Saved entries

[start]

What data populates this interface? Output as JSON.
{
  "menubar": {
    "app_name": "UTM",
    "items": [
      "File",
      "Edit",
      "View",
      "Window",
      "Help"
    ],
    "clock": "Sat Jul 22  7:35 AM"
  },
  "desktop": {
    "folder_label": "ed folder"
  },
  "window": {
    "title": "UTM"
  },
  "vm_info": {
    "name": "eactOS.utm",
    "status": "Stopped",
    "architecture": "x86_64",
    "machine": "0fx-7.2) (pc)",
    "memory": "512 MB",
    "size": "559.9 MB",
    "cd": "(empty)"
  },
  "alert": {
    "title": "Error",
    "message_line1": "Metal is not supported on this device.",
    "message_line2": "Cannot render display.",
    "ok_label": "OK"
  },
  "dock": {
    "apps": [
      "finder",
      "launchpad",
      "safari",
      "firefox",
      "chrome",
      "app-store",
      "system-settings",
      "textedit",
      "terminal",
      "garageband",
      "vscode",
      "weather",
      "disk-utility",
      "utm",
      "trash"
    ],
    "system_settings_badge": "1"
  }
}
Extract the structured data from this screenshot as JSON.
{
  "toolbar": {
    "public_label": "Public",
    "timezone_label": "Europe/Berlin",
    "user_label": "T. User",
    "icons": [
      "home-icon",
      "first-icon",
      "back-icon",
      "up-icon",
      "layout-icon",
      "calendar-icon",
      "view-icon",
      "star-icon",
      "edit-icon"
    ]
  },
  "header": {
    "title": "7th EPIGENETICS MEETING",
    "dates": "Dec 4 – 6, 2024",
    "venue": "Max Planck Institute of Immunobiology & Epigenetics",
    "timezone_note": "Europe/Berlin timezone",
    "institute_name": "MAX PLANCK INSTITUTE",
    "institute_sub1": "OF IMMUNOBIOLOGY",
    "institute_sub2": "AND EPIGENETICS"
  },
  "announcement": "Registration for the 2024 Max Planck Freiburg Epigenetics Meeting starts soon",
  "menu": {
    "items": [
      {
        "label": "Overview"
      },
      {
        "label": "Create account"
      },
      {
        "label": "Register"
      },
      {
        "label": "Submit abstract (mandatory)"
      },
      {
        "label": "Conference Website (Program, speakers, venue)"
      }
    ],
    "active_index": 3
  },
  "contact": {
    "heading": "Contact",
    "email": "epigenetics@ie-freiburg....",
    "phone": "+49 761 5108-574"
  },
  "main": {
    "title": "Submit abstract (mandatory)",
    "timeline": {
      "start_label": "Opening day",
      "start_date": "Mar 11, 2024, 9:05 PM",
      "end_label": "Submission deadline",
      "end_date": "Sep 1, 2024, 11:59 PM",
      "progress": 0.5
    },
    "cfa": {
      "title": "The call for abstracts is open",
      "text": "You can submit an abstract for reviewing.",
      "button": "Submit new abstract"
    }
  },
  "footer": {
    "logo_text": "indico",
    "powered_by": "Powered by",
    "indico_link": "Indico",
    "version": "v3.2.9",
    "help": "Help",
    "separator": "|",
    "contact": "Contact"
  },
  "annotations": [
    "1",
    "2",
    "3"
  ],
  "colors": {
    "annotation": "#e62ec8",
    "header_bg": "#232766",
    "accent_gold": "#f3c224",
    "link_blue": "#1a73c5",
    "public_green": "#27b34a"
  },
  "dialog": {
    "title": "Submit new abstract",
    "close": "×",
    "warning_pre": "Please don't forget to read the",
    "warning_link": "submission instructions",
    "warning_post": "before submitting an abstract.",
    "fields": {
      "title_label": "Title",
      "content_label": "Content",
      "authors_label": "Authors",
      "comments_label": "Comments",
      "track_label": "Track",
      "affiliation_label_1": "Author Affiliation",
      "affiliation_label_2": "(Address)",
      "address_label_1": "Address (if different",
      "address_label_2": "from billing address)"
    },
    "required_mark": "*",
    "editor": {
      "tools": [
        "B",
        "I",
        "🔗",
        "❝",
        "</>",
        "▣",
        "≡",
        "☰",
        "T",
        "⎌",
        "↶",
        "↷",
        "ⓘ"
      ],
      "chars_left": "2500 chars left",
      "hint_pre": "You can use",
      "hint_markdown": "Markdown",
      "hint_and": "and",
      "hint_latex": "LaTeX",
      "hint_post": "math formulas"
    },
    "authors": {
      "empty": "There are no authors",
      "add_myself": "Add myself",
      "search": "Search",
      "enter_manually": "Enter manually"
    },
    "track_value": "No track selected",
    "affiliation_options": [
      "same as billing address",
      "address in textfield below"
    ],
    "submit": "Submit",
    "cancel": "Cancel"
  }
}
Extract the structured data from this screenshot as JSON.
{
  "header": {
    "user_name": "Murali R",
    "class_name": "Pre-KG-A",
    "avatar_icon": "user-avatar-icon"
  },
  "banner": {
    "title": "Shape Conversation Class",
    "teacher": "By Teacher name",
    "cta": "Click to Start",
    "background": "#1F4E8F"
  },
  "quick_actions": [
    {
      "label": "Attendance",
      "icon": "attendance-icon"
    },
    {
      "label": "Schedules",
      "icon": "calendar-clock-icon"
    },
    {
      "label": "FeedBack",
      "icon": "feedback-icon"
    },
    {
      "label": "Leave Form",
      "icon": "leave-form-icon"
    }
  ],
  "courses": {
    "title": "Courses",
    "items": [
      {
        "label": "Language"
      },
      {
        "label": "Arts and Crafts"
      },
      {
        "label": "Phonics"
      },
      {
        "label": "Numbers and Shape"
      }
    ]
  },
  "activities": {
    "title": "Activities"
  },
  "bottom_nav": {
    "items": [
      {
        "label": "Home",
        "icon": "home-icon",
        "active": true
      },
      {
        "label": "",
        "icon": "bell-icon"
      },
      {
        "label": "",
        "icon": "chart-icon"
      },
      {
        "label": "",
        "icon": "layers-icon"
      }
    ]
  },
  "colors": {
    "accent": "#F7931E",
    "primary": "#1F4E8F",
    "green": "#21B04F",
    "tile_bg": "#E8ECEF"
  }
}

[end]

■ **Objective**
Gather up the lines containing the word "this" from these records and copy them.

■ **Written reply**
What data populates this interface? Output as JSON.
    "message_line1": "Metal is not supported on this device.",
Extract the structured data from this screenshot as JSON.
Extract the structured data from this screenshot as JSON.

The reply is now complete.